> **Stored records**
----------------

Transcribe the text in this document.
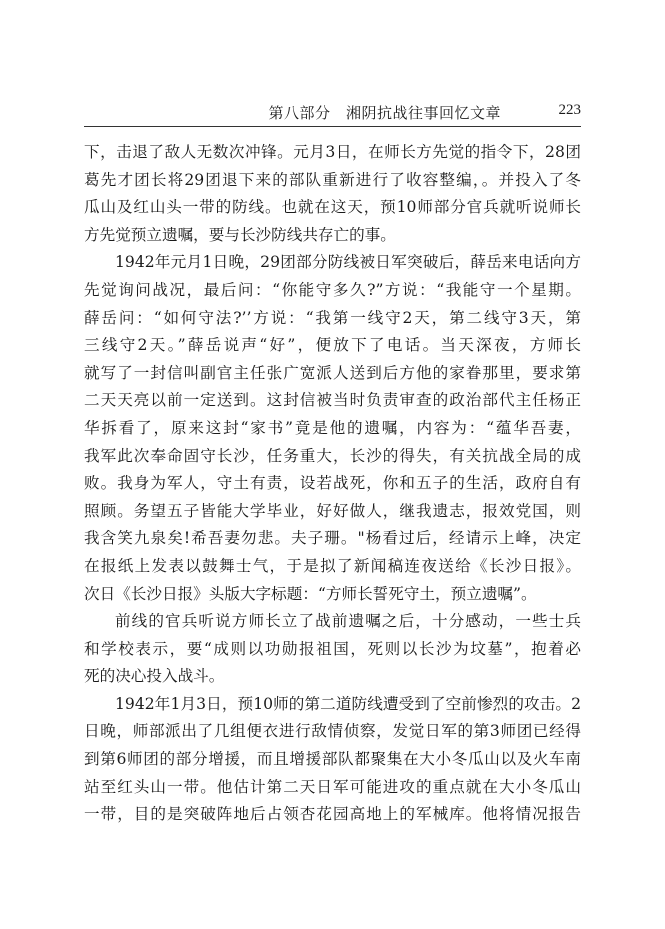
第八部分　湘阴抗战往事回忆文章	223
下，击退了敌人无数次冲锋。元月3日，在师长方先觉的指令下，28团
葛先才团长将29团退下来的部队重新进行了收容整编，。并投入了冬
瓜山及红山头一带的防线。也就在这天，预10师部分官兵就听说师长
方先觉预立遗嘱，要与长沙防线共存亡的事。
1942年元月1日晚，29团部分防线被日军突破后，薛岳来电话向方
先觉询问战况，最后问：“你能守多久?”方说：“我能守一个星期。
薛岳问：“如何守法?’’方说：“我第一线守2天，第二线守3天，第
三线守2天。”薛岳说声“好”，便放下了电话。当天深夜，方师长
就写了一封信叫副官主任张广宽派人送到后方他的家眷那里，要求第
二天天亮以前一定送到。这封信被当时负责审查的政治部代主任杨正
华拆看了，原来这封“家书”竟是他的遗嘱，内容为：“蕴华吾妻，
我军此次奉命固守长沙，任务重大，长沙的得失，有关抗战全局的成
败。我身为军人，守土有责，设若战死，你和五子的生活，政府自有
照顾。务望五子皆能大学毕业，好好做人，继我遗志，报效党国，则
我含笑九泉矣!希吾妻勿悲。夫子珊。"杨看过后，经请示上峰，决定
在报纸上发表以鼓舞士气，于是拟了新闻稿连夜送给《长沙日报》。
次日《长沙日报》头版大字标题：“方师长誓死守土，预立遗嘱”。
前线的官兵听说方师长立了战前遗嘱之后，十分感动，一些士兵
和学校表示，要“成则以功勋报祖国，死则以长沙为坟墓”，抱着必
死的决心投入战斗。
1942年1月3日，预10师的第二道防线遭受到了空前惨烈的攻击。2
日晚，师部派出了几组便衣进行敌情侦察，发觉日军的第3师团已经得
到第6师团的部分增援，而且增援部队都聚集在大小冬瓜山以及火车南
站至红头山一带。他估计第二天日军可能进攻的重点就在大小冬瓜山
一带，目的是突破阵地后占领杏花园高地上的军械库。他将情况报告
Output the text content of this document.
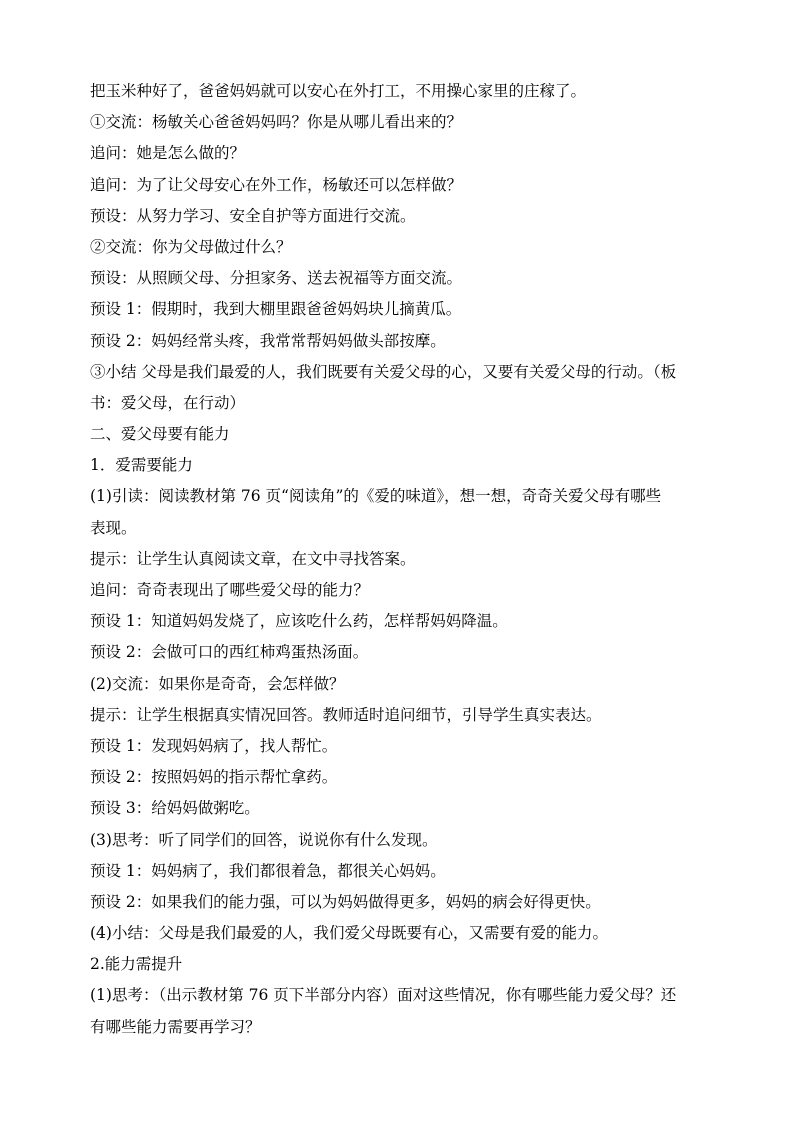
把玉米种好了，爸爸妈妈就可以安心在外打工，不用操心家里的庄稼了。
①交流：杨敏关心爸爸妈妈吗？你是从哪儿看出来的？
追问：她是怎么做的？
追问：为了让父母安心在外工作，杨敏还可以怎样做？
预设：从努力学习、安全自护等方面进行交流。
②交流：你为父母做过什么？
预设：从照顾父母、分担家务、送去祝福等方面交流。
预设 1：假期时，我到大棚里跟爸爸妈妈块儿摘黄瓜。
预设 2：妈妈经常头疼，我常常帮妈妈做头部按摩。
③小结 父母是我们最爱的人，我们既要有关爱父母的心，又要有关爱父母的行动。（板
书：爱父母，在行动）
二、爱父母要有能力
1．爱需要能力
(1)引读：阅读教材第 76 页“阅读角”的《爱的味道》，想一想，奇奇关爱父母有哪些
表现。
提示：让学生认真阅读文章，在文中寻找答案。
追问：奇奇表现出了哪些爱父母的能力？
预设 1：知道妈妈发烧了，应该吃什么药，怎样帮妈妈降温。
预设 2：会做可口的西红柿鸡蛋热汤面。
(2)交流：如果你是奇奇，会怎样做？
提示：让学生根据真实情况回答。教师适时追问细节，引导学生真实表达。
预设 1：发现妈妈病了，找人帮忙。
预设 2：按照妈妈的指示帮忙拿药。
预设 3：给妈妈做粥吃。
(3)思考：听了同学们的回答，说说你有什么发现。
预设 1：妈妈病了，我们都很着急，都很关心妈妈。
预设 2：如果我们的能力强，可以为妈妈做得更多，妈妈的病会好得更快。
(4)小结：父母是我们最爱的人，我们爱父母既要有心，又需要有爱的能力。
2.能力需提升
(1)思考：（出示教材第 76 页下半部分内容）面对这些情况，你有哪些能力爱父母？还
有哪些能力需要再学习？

----------------

> **Your instructions**
Excluding the pictures, reproduce every entry exactly as given.

> **Solved exercise**
Transcribe the text in this document.
第八部分　湘阴抗战往事回忆文章	223
下，击退了敌人无数次冲锋。元月3日，在师长方先觉的指令下，28团
葛先才团长将29团退下来的部队重新进行了收容整编，。并投入了冬
瓜山及红山头一带的防线。也就在这天，预10师部分官兵就听说师长
方先觉预立遗嘱，要与长沙防线共存亡的事。
1942年元月1日晚，29团部分防线被日军突破后，薛岳来电话向方
先觉询问战况，最后问：“你能守多久?”方说：“我能守一个星期。
薛岳问：“如何守法?’’方说：“我第一线守2天，第二线守3天，第
三线守2天。”薛岳说声“好”，便放下了电话。当天深夜，方师长
就写了一封信叫副官主任张广宽派人送到后方他的家眷那里，要求第
二天天亮以前一定送到。这封信被当时负责审查的政治部代主任杨正
华拆看了，原来这封“家书”竟是他的遗嘱，内容为：“蕴华吾妻，
我军此次奉命固守长沙，任务重大，长沙的得失，有关抗战全局的成
败。我身为军人，守土有责，设若战死，你和五子的生活，政府自有
照顾。务望五子皆能大学毕业，好好做人，继我遗志，报效党国，则
我含笑九泉矣!希吾妻勿悲。夫子珊。"杨看过后，经请示上峰，决定
在报纸上发表以鼓舞士气，于是拟了新闻稿连夜送给《长沙日报》。
次日《长沙日报》头版大字标题：“方师长誓死守土，预立遗嘱”。
前线的官兵听说方师长立了战前遗嘱之后，十分感动，一些士兵
和学校表示，要“成则以功勋报祖国，死则以长沙为坟墓”，抱着必
死的决心投入战斗。
1942年1月3日，预10师的第二道防线遭受到了空前惨烈的攻击。2
日晚，师部派出了几组便衣进行敌情侦察，发觉日军的第3师团已经得
到第6师团的部分增援，而且增援部队都聚集在大小冬瓜山以及火车南
站至红头山一带。他估计第二天日军可能进攻的重点就在大小冬瓜山
一带，目的是突破阵地后占领杏花园高地上的军械库。他将情况报告
Output the text content of this document.
把玉米种好了，爸爸妈妈就可以安心在外打工，不用操心家里的庄稼了。
①交流：杨敏关心爸爸妈妈吗？你是从哪儿看出来的？
追问：她是怎么做的？
追问：为了让父母安心在外工作，杨敏还可以怎样做？
预设：从努力学习、安全自护等方面进行交流。
②交流：你为父母做过什么？
预设：从照顾父母、分担家务、送去祝福等方面交流。
预设 1：假期时，我到大棚里跟爸爸妈妈块儿摘黄瓜。
预设 2：妈妈经常头疼，我常常帮妈妈做头部按摩。
③小结 父母是我们最爱的人，我们既要有关爱父母的心，又要有关爱父母的行动。（板
书：爱父母，在行动）
二、爱父母要有能力
1．爱需要能力
(1)引读：阅读教材第 76 页“阅读角”的《爱的味道》，想一想，奇奇关爱父母有哪些
表现。
提示：让学生认真阅读文章，在文中寻找答案。
追问：奇奇表现出了哪些爱父母的能力？
预设 1：知道妈妈发烧了，应该吃什么药，怎样帮妈妈降温。
预设 2：会做可口的西红柿鸡蛋热汤面。
(2)交流：如果你是奇奇，会怎样做？
提示：让学生根据真实情况回答。教师适时追问细节，引导学生真实表达。
预设 1：发现妈妈病了，找人帮忙。
预设 2：按照妈妈的指示帮忙拿药。
预设 3：给妈妈做粥吃。
(3)思考：听了同学们的回答，说说你有什么发现。
预设 1：妈妈病了，我们都很着急，都很关心妈妈。
预设 2：如果我们的能力强，可以为妈妈做得更多，妈妈的病会好得更快。
(4)小结：父母是我们最爱的人，我们爱父母既要有心，又需要有爱的能力。
2.能力需提升
(1)思考：（出示教材第 76 页下半部分内容）面对这些情况，你有哪些能力爱父母？还
有哪些能力需要再学习？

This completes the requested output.